• _TEXTE PRÉSENTÉ_:
<<<<
Où est passé le socialisme de Jaurès ?
Comment sortir du bras de fer engagé entre le gouvernement Sarkozy et une partie des classes populaires qui ne veulent pas entendre parler de sa réforme des retraites et, au delà, de sa politique inégalitaire, injuste et xénophobe.
On se croirait revenu en 1968 quand le pouvoir était exécré par une majorité de la population sans que l’opposition d’alors ne soit prête à ramasser ce pouvoir qui, pendant quelques semaines, était en lambeaux. L’élection d’après révolution donna une majorité trop confortable au Général de Gaulle qui trébucha moins d’un an plus tard.
L’histoire ne se renouvelle pas dit-on.
C’est vrai, des années de socialisme sont passées par là, enfin, plutôt deux ans de socialisme, de 1981 à 1983, puis, ensuite, une lente dérive vers une société libérale-socialiste, à tendance économie de marché qui, dans ses actes, commença à privilégier le monde financier, ouvrant un boulevard à la droite décomplexée d’aujourd’hui.
>>>>
• _DONNÉES DISPONIBLES_:
<<<<
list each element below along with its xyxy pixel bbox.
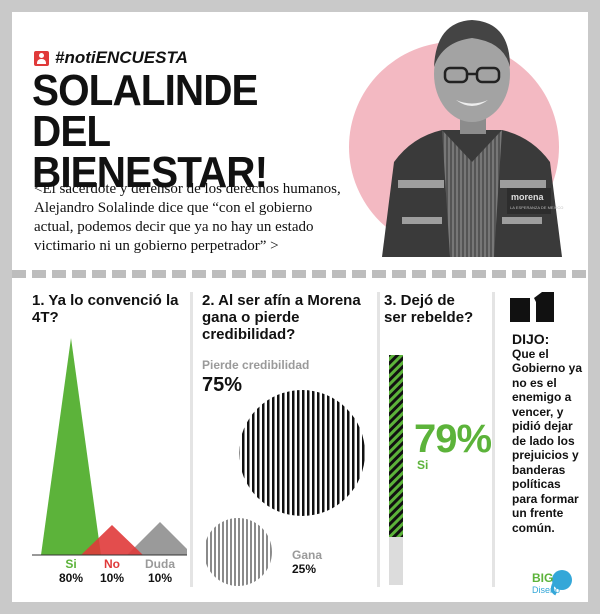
>>>>
• _TRAVAIL DEMANDÉ_:
- A) Recopiez fidèlement le passage du texte sur le socialisme de Jaurès qui va de « On se croirait » jusqu'à « an plus tard. » inclus.
- B) D'après le texte sur le socialisme de Jaurès, quelles années encadrent les deux ans de socialisme qu'il évoque ?
- C) Reprenez le texte sur le socialisme de Jaurès à la suite de sa dernière phrase.

• _RÉPONSES CI-DESSOUS_:
- A)
On se croirait revenu en 1968 quand le pouvoir était exécré par une majorité de la population sans que l’opposition d’alors ne soit prête à ramasser ce pouvoir qui, pendant quelques semaines, était en lambeaux. L’élection d’après révolution donna une majorité trop confortable au Général de Gaulle qui trébucha moins d’un an plus tard.

- B) De 1981 à 1983.

- C)
Dans le conflit présent, les sondages ne sont pas défavorables à la gauche mais, où est le pouvoir de gauche, capable de créer l’alternative ?
Le parti socialiste, en retard d’une bataille, n'a toujours pas élaboré de projet avec une position claire sur les retraites, sur les questions de sécurité et d'immigration et il n’est plus porteur d'idéal.
Cette droite décomplexée a compris notre époque consommatrice et individualiste. Elle s'est associée au grand capital national et international, aux chefs d'entreprise, comme aux médias, pour promouvoir une société de défense des intérêts de court terme, réduisant le contrôle de l'État et les services publics, méprisant la culture et la pensée, prêchant pour une idéologie de la réussite individuelle, cherchant à soumettre l’opposition et contournant la démocratie, en un mot une droite populiste.
Nous sommes arrivés à la réalisation de la prophétie d’Alexis de Tocqueville qui, dans De la démocratie en Amérique, décrit une nouvelle forme de domination qui transformerait les citoyens qui se sont battus pour la liberté en "une foule innombrable d'hommes semblables (…) qui tournent sans repos pour se procurer de petits et vulgaires plaisirs, (…) où chacun d'eux, retiré à l'écart, est comme étranger à la destinée des autres".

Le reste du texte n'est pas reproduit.